| Raw data |
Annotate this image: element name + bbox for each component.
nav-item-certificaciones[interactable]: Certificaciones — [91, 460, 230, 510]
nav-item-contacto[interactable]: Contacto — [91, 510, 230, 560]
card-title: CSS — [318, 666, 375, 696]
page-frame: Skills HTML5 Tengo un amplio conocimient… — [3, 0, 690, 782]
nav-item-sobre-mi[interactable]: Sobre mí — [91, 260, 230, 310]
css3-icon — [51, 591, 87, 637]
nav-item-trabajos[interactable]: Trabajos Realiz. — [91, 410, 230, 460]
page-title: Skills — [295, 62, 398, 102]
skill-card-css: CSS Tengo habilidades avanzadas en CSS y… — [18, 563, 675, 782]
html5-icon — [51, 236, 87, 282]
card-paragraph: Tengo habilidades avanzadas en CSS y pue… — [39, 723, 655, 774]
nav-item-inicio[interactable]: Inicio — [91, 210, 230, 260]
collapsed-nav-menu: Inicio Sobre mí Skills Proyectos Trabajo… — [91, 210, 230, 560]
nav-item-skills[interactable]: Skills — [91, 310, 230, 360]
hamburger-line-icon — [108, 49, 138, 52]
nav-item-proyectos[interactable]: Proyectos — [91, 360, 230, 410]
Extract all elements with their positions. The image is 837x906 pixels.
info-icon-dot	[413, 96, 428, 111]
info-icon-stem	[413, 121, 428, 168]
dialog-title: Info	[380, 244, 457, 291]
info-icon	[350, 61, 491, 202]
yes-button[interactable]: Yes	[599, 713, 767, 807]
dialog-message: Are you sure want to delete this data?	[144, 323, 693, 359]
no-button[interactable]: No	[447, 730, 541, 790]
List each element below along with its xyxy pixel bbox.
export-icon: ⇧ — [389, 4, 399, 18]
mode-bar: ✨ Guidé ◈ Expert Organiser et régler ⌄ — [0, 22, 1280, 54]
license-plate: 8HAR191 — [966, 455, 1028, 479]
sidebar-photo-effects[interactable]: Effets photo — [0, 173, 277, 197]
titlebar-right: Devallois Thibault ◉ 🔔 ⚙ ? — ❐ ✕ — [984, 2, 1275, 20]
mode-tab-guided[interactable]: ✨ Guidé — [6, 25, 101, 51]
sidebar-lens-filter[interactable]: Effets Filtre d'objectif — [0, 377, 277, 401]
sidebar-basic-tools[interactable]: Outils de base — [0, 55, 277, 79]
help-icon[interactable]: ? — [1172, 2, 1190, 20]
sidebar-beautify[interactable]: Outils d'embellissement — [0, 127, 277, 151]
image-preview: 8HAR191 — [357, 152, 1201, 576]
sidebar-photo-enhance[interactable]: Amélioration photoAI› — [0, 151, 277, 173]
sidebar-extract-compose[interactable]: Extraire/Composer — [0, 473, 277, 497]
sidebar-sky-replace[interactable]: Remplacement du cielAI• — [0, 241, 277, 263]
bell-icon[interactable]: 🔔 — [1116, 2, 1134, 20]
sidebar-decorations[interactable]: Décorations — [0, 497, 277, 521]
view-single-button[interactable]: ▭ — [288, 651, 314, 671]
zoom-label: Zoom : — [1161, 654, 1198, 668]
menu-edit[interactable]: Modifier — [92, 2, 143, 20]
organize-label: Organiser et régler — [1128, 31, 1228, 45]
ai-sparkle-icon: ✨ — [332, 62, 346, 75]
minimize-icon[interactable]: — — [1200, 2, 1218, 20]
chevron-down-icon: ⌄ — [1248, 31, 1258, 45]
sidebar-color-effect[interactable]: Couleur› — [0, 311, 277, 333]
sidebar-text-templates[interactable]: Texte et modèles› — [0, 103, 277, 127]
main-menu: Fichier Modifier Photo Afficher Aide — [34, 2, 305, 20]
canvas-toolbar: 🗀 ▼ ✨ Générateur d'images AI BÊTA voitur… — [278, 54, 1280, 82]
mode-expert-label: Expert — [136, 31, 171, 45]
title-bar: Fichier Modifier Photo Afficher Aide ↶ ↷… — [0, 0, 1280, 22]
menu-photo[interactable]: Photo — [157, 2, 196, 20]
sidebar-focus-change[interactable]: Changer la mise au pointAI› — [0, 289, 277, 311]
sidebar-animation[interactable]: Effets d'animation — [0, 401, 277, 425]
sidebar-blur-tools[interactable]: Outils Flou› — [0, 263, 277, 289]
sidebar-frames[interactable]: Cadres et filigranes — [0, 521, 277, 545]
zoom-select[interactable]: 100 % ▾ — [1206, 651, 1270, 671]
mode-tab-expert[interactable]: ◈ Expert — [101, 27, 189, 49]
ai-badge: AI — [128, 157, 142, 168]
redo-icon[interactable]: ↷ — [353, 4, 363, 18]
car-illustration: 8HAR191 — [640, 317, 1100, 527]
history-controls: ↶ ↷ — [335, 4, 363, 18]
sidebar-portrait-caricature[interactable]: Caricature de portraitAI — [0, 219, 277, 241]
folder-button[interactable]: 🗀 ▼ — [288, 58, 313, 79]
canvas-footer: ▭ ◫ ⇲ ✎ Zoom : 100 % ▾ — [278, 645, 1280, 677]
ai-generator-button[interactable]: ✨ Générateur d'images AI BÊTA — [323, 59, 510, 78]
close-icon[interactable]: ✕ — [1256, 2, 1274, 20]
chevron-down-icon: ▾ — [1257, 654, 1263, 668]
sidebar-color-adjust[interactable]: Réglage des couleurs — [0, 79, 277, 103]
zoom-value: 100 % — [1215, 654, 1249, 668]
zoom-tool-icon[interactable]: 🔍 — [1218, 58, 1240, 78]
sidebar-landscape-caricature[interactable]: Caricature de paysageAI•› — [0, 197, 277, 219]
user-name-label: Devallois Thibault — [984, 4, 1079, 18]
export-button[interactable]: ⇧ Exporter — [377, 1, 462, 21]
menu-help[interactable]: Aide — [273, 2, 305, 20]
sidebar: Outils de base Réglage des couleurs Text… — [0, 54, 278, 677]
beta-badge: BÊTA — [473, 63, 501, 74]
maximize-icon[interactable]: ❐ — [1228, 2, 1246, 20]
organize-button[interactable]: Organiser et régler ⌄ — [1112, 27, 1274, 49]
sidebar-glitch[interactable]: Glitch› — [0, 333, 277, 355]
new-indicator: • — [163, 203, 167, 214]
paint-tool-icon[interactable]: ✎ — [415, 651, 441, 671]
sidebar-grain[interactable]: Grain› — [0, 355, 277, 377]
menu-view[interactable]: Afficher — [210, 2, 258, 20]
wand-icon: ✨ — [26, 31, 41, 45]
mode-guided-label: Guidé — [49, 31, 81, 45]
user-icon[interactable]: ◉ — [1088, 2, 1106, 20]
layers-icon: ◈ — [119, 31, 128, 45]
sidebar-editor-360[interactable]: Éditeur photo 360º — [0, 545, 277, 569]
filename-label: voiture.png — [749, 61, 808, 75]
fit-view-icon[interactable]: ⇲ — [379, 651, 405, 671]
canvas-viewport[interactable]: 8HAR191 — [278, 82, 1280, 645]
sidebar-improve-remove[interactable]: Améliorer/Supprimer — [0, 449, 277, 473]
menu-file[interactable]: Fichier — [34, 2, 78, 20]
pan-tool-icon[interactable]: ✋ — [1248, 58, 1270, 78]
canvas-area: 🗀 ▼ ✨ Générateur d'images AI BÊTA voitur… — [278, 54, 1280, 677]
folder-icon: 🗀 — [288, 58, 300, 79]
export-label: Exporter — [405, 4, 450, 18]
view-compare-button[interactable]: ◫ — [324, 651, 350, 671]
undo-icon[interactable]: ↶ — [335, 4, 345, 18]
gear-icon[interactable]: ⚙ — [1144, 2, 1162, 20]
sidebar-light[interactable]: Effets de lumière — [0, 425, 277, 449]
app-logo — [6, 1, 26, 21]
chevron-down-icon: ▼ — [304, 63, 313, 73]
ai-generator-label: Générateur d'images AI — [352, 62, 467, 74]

| Exercise brief |
Please reproduce every entry above character for character, in the same order and without changing anything.

| Solution |
Annotate this image: element name + bbox for each component.
nav-item-certificaciones[interactable]: Certificaciones — [91, 460, 230, 510]
nav-item-contacto[interactable]: Contacto — [91, 510, 230, 560]
card-title: CSS — [318, 666, 375, 696]
page-frame: Skills HTML5 Tengo un amplio conocimient… — [3, 0, 690, 782]
nav-item-sobre-mi[interactable]: Sobre mí — [91, 260, 230, 310]
css3-icon — [51, 591, 87, 637]
nav-item-trabajos[interactable]: Trabajos Realiz. — [91, 410, 230, 460]
page-title: Skills — [295, 62, 398, 102]
skill-card-css: CSS Tengo habilidades avanzadas en CSS y… — [18, 563, 675, 782]
html5-icon — [51, 236, 87, 282]
card-paragraph: Tengo habilidades avanzadas en CSS y pue… — [39, 723, 655, 774]
nav-item-inicio[interactable]: Inicio — [91, 210, 230, 260]
collapsed-nav-menu: Inicio Sobre mí Skills Proyectos Trabajo… — [91, 210, 230, 560]
nav-item-skills[interactable]: Skills — [91, 310, 230, 360]
hamburger-line-icon — [108, 49, 138, 52]
nav-item-proyectos[interactable]: Proyectos — [91, 360, 230, 410]
Extract all elements with their positions. The image is 837x906 pixels.
info-icon-dot	[413, 96, 428, 111]
info-icon-stem	[413, 121, 428, 168]
dialog-title: Info	[380, 244, 457, 291]
info-icon	[350, 61, 491, 202]
yes-button[interactable]: Yes	[599, 713, 767, 807]
dialog-message: Are you sure want to delete this data?	[144, 323, 693, 359]
no-button[interactable]: No	[447, 730, 541, 790]
List each element below along with its xyxy pixel bbox.
export-icon: ⇧ — [389, 4, 399, 18]
mode-bar: ✨ Guidé ◈ Expert Organiser et régler ⌄ — [0, 22, 1280, 54]
license-plate: 8HAR191 — [966, 455, 1028, 479]
sidebar-photo-effects[interactable]: Effets photo — [0, 173, 277, 197]
titlebar-right: Devallois Thibault ◉ 🔔 ⚙ ? — ❐ ✕ — [984, 2, 1275, 20]
mode-tab-guided[interactable]: ✨ Guidé — [6, 25, 101, 51]
sidebar-lens-filter[interactable]: Effets Filtre d'objectif — [0, 377, 277, 401]
sidebar-basic-tools[interactable]: Outils de base — [0, 55, 277, 79]
help-icon[interactable]: ? — [1172, 2, 1190, 20]
sidebar-beautify[interactable]: Outils d'embellissement — [0, 127, 277, 151]
image-preview: 8HAR191 — [357, 152, 1201, 576]
sidebar-photo-enhance[interactable]: Amélioration photoAI› — [0, 151, 277, 173]
sidebar-extract-compose[interactable]: Extraire/Composer — [0, 473, 277, 497]
sidebar-sky-replace[interactable]: Remplacement du cielAI• — [0, 241, 277, 263]
bell-icon[interactable]: 🔔 — [1116, 2, 1134, 20]
sidebar-decorations[interactable]: Décorations — [0, 497, 277, 521]
view-single-button[interactable]: ▭ — [288, 651, 314, 671]
zoom-label: Zoom : — [1161, 654, 1198, 668]
menu-edit[interactable]: Modifier — [92, 2, 143, 20]
organize-label: Organiser et régler — [1128, 31, 1228, 45]
ai-sparkle-icon: ✨ — [332, 62, 346, 75]
minimize-icon[interactable]: — — [1200, 2, 1218, 20]
chevron-down-icon: ⌄ — [1248, 31, 1258, 45]
sidebar-color-effect[interactable]: Couleur› — [0, 311, 277, 333]
sidebar-text-templates[interactable]: Texte et modèles› — [0, 103, 277, 127]
main-menu: Fichier Modifier Photo Afficher Aide — [34, 2, 305, 20]
canvas-toolbar: 🗀 ▼ ✨ Générateur d'images AI BÊTA voitur… — [278, 54, 1280, 82]
mode-expert-label: Expert — [136, 31, 171, 45]
title-bar: Fichier Modifier Photo Afficher Aide ↶ ↷… — [0, 0, 1280, 22]
menu-photo[interactable]: Photo — [157, 2, 196, 20]
sidebar-focus-change[interactable]: Changer la mise au pointAI› — [0, 289, 277, 311]
sidebar-animation[interactable]: Effets d'animation — [0, 401, 277, 425]
sidebar-blur-tools[interactable]: Outils Flou› — [0, 263, 277, 289]
sidebar-frames[interactable]: Cadres et filigranes — [0, 521, 277, 545]
zoom-select[interactable]: 100 % ▾ — [1206, 651, 1270, 671]
mode-tab-expert[interactable]: ◈ Expert — [101, 27, 189, 49]
ai-badge: AI — [128, 157, 142, 168]
redo-icon[interactable]: ↷ — [353, 4, 363, 18]
car-illustration: 8HAR191 — [640, 317, 1100, 527]
history-controls: ↶ ↷ — [335, 4, 363, 18]
sidebar-portrait-caricature[interactable]: Caricature de portraitAI — [0, 219, 277, 241]
folder-button[interactable]: 🗀 ▼ — [288, 58, 313, 79]
canvas-footer: ▭ ◫ ⇲ ✎ Zoom : 100 % ▾ — [278, 645, 1280, 677]
ai-generator-button[interactable]: ✨ Générateur d'images AI BÊTA — [323, 59, 510, 78]
close-icon[interactable]: ✕ — [1256, 2, 1274, 20]
chevron-down-icon: ▾ — [1257, 654, 1263, 668]
sidebar-color-adjust[interactable]: Réglage des couleurs — [0, 79, 277, 103]
zoom-value: 100 % — [1215, 654, 1249, 668]
zoom-tool-icon[interactable]: 🔍 — [1218, 58, 1240, 78]
sidebar-landscape-caricature[interactable]: Caricature de paysageAI•› — [0, 197, 277, 219]
user-name-label: Devallois Thibault — [984, 4, 1079, 18]
export-button[interactable]: ⇧ Exporter — [377, 1, 462, 21]
menu-help[interactable]: Aide — [273, 2, 305, 20]
sidebar: Outils de base Réglage des couleurs Text… — [0, 54, 278, 677]
beta-badge: BÊTA — [473, 63, 501, 74]
maximize-icon[interactable]: ❐ — [1228, 2, 1246, 20]
organize-button[interactable]: Organiser et régler ⌄ — [1112, 27, 1274, 49]
sidebar-glitch[interactable]: Glitch› — [0, 333, 277, 355]
new-indicator: • — [163, 203, 167, 214]
paint-tool-icon[interactable]: ✎ — [415, 651, 441, 671]
sidebar-grain[interactable]: Grain› — [0, 355, 277, 377]
menu-view[interactable]: Afficher — [210, 2, 258, 20]
wand-icon: ✨ — [26, 31, 41, 45]
mode-guided-label: Guidé — [49, 31, 81, 45]
user-icon[interactable]: ◉ — [1088, 2, 1106, 20]
layers-icon: ◈ — [119, 31, 128, 45]
sidebar-editor-360[interactable]: Éditeur photo 360º — [0, 545, 277, 569]
filename-label: voiture.png — [749, 61, 808, 75]
fit-view-icon[interactable]: ⇲ — [379, 651, 405, 671]
canvas-viewport[interactable]: 8HAR191 — [278, 82, 1280, 645]
sidebar-improve-remove[interactable]: Améliorer/Supprimer — [0, 449, 277, 473]
menu-file[interactable]: Fichier — [34, 2, 78, 20]
pan-tool-icon[interactable]: ✋ — [1248, 58, 1270, 78]
canvas-area: 🗀 ▼ ✨ Générateur d'images AI BÊTA voitur… — [278, 54, 1280, 677]
folder-icon: 🗀 — [288, 58, 300, 79]
export-label: Exporter — [405, 4, 450, 18]
view-compare-button[interactable]: ◫ — [324, 651, 350, 671]
undo-icon[interactable]: ↶ — [335, 4, 345, 18]
gear-icon[interactable]: ⚙ — [1144, 2, 1162, 20]
sidebar-light[interactable]: Effets de lumière — [0, 425, 277, 449]
app-logo — [6, 1, 26, 21]
chevron-down-icon: ▼ — [304, 63, 313, 73]
ai-generator-label: Générateur d'images AI — [352, 62, 467, 74]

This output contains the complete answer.